• THE RECORDS:

○ ○ ○

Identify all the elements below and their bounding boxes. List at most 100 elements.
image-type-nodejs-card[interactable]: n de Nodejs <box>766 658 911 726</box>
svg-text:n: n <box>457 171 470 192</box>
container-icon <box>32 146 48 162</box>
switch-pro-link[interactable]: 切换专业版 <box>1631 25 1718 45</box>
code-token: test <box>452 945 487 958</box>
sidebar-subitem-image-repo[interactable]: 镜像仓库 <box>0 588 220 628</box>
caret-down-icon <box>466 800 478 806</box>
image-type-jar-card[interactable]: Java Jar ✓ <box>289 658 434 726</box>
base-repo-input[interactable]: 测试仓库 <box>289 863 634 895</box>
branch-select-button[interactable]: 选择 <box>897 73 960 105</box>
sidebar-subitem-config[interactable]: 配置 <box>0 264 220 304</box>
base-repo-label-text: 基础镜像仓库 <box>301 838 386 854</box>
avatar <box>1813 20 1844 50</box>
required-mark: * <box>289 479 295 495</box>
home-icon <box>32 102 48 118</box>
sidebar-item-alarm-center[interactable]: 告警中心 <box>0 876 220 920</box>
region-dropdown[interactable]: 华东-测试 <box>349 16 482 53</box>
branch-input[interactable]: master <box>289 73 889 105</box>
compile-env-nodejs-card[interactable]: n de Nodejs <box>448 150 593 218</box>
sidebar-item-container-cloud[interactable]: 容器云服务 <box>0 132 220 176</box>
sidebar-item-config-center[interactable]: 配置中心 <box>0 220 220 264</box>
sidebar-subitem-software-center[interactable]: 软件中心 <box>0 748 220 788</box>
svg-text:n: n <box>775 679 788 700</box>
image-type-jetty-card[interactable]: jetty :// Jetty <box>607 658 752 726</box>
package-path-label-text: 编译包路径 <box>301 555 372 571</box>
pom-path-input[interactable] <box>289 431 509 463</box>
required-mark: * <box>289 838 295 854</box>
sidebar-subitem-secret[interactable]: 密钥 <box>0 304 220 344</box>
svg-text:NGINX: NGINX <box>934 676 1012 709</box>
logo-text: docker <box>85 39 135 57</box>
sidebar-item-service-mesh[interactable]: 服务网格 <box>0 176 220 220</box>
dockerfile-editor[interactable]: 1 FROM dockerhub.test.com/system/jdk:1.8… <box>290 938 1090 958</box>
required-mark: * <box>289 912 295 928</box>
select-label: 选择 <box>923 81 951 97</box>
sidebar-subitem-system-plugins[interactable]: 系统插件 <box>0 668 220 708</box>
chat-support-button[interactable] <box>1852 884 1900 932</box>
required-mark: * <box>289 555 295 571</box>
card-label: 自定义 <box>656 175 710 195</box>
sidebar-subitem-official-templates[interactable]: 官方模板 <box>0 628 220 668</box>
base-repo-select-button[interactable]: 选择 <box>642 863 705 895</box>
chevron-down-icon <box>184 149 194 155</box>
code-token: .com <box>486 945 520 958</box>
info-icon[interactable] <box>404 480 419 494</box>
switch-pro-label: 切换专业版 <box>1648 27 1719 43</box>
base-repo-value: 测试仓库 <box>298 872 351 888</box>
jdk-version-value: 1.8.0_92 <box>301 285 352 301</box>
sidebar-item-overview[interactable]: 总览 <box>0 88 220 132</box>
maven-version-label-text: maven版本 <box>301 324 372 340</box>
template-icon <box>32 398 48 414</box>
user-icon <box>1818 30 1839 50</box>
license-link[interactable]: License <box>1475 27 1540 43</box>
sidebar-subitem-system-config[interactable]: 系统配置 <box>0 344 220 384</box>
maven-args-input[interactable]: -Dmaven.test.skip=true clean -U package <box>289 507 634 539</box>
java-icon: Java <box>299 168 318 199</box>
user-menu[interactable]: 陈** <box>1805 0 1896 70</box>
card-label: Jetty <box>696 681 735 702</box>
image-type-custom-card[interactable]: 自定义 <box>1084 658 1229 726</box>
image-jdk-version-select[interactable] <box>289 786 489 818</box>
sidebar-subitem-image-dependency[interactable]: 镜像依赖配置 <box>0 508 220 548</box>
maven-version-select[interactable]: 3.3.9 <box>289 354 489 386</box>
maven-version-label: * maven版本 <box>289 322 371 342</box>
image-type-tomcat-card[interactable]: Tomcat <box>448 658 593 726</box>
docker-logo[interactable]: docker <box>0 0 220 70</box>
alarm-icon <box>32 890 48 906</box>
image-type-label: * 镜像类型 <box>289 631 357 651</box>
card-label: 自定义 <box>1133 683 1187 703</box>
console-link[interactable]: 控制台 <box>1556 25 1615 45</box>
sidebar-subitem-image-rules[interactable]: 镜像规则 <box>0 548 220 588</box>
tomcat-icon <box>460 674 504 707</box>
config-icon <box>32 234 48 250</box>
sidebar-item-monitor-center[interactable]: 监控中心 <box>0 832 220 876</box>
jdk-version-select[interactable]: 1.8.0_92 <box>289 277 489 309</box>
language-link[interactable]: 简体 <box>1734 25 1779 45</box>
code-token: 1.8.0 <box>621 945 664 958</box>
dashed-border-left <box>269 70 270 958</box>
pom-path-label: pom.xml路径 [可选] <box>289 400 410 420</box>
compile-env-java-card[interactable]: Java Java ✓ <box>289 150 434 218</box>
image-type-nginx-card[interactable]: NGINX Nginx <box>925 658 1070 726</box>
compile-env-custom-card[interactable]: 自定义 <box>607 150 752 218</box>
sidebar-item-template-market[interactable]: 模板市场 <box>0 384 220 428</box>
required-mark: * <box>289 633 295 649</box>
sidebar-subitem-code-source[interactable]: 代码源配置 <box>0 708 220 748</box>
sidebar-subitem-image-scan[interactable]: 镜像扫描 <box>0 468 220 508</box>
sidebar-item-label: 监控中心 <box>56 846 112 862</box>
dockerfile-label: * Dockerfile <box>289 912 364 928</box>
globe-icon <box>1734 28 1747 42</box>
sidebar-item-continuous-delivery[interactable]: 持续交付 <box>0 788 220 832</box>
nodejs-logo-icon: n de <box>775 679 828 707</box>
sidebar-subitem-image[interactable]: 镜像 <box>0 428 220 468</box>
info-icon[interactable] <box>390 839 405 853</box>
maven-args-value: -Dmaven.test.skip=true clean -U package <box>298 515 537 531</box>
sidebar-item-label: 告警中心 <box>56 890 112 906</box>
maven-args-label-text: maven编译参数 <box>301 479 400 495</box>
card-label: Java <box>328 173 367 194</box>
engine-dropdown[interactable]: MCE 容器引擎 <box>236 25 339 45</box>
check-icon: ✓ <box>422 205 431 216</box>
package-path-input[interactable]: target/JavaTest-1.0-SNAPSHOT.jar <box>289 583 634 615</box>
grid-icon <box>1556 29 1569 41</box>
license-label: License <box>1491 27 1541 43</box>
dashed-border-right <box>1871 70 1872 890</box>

○ ○ ○

Copy word for word every row above, from the first one down to the line containing "switch-pro-link[interactable]: 切换专业版 <box>1631", both ends included.

Identify all the elements below and their bounding boxes. List at most 100 elements.
image-type-nodejs-card[interactable]: n de Nodejs <box>766 658 911 726</box>
svg-text:n: n <box>457 171 470 192</box>
container-icon <box>32 146 48 162</box>
switch-pro-link[interactable]: 切换专业版 <box>1631 25 1718 45</box>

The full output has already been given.